**The problem**.
Reproduce the records below in their entirety, character for character.

**Data**.
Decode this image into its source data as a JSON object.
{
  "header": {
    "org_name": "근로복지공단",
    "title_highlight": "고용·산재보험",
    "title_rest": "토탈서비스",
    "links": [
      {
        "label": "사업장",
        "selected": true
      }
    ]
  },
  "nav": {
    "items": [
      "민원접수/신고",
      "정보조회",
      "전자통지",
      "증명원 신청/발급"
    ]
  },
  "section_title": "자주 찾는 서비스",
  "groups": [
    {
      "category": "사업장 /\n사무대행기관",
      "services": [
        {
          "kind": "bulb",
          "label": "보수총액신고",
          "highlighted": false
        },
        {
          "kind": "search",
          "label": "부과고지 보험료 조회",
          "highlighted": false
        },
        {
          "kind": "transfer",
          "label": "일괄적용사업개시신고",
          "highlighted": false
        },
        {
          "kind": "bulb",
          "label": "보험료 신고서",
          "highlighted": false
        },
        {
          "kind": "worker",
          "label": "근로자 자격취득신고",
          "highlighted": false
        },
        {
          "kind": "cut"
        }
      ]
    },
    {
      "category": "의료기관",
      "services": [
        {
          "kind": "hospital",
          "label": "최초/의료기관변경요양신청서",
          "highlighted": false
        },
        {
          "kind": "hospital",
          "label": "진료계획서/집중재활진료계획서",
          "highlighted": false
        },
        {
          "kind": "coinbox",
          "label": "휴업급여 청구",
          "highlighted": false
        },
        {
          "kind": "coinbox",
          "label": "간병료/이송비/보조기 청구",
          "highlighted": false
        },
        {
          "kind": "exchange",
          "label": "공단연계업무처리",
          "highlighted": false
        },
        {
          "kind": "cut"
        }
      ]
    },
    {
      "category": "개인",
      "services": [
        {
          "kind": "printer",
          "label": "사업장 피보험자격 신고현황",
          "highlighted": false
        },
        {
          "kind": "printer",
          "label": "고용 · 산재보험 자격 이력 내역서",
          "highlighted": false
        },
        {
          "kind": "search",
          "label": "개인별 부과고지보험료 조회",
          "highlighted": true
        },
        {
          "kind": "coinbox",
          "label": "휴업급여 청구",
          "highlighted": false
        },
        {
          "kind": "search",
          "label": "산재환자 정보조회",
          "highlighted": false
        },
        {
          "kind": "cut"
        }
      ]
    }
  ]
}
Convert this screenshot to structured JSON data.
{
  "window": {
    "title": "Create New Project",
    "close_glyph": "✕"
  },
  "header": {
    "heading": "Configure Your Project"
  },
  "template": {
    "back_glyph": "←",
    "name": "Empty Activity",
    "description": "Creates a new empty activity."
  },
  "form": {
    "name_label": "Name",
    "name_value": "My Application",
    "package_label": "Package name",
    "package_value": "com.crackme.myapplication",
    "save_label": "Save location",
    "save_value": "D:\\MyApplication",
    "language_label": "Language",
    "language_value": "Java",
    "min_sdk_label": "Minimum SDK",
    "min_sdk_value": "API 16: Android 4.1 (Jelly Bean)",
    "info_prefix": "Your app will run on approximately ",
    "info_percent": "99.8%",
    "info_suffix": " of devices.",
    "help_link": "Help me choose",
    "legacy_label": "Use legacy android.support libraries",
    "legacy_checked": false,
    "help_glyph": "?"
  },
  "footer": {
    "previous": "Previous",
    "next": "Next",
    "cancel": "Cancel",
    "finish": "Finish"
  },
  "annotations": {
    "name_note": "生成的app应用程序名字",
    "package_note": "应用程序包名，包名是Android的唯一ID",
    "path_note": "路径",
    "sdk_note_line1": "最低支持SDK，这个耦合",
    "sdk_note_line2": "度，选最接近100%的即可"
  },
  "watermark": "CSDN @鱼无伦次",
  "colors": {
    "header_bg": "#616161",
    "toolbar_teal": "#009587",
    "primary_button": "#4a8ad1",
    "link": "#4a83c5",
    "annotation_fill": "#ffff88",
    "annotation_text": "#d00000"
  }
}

**Reply**.
Decode this image into its source data as a JSON object.
{
  "header": {
    "org_name": "근로복지공단",
    "title_highlight": "고용·산재보험",
    "title_rest": "토탈서비스",
    "links": [
      {
        "label": "사업장",
        "selected": true
      }
    ]
  },
  "nav": {
    "items": [
      "민원접수/신고",
      "정보조회",
      "전자통지",
      "증명원 신청/발급"
    ]
  },
  "section_title": "자주 찾는 서비스",
  "groups": [
    {
      "category": "사업장 /\n사무대행기관",
      "services": [
        {
          "kind": "bulb",
          "label": "보수총액신고",
          "highlighted": false
        },
        {
          "kind": "search",
          "label": "부과고지 보험료 조회",
          "highlighted": false
        },
        {
          "kind": "transfer",
          "label": "일괄적용사업개시신고",
          "highlighted": false
        },
        {
          "kind": "bulb",
          "label": "보험료 신고서",
          "highlighted": false
        },
        {
          "kind": "worker",
          "label": "근로자 자격취득신고",
          "highlighted": false
        },
        {
          "kind": "cut"
        }
      ]
    },
    {
      "category": "의료기관",
      "services": [
        {
          "kind": "hospital",
          "label": "최초/의료기관변경요양신청서",
          "highlighted": false
        },
        {
          "kind": "hospital",
          "label": "진료계획서/집중재활진료계획서",
          "highlighted": false
        },
        {
          "kind": "coinbox",
          "label": "휴업급여 청구",
          "highlighted": false
        },
        {
          "kind": "coinbox",
          "label": "간병료/이송비/보조기 청구",
          "highlighted": false
        },
        {
          "kind": "exchange",
          "label": "공단연계업무처리",
          "highlighted": false
        },
        {
          "kind": "cut"
        }
      ]
    },
    {
      "category": "개인",
      "services": [
        {
          "kind": "printer",
          "label": "사업장 피보험자격 신고현황",
          "highlighted": false
        },
        {
          "kind": "printer",
          "label": "고용 · 산재보험 자격 이력 내역서",
          "highlighted": false
        },
        {
          "kind": "search",
          "label": "개인별 부과고지보험료 조회",
          "highlighted": true
        },
        {
          "kind": "coinbox",
          "label": "휴업급여 청구",
          "highlighted": false
        },
        {
          "kind": "search",
          "label": "산재환자 정보조회",
          "highlighted": false
        },
        {
          "kind": "cut"
        }
      ]
    }
  ]
}
Convert this screenshot to structured JSON data.
{
  "window": {
    "title": "Create New Project",
    "close_glyph": "✕"
  },
  "header": {
    "heading": "Configure Your Project"
  },
  "template": {
    "back_glyph": "←",
    "name": "Empty Activity",
    "description": "Creates a new empty activity."
  },
  "form": {
    "name_label": "Name",
    "name_value": "My Application",
    "package_label": "Package name",
    "package_value": "com.crackme.myapplication",
    "save_label": "Save location",
    "save_value": "D:\\MyApplication",
    "language_label": "Language",
    "language_value": "Java",
    "min_sdk_label": "Minimum SDK",
    "min_sdk_value": "API 16: Android 4.1 (Jelly Bean)",
    "info_prefix": "Your app will run on approximately ",
    "info_percent": "99.8%",
    "info_suffix": " of devices.",
    "help_link": "Help me choose",
    "legacy_label": "Use legacy android.support libraries",
    "legacy_checked": false,
    "help_glyph": "?"
  },
  "footer": {
    "previous": "Previous",
    "next": "Next",
    "cancel": "Cancel",
    "finish": "Finish"
  },
  "annotations": {
    "name_note": "生成的app应用程序名字",
    "package_note": "应用程序包名，包名是Android的唯一ID",
    "path_note": "路径",
    "sdk_note_line1": "最低支持SDK，这个耦合",
    "sdk_note_line2": "度，选最接近100%的即可"
  },
  "watermark": "CSDN @鱼无伦次",
  "colors": {
    "header_bg": "#616161",
    "toolbar_teal": "#009587",
    "primary_button": "#4a8ad1",
    "link": "#4a83c5",
    "annotation_fill": "#ffff88",
    "annotation_text": "#d00000"
  }
}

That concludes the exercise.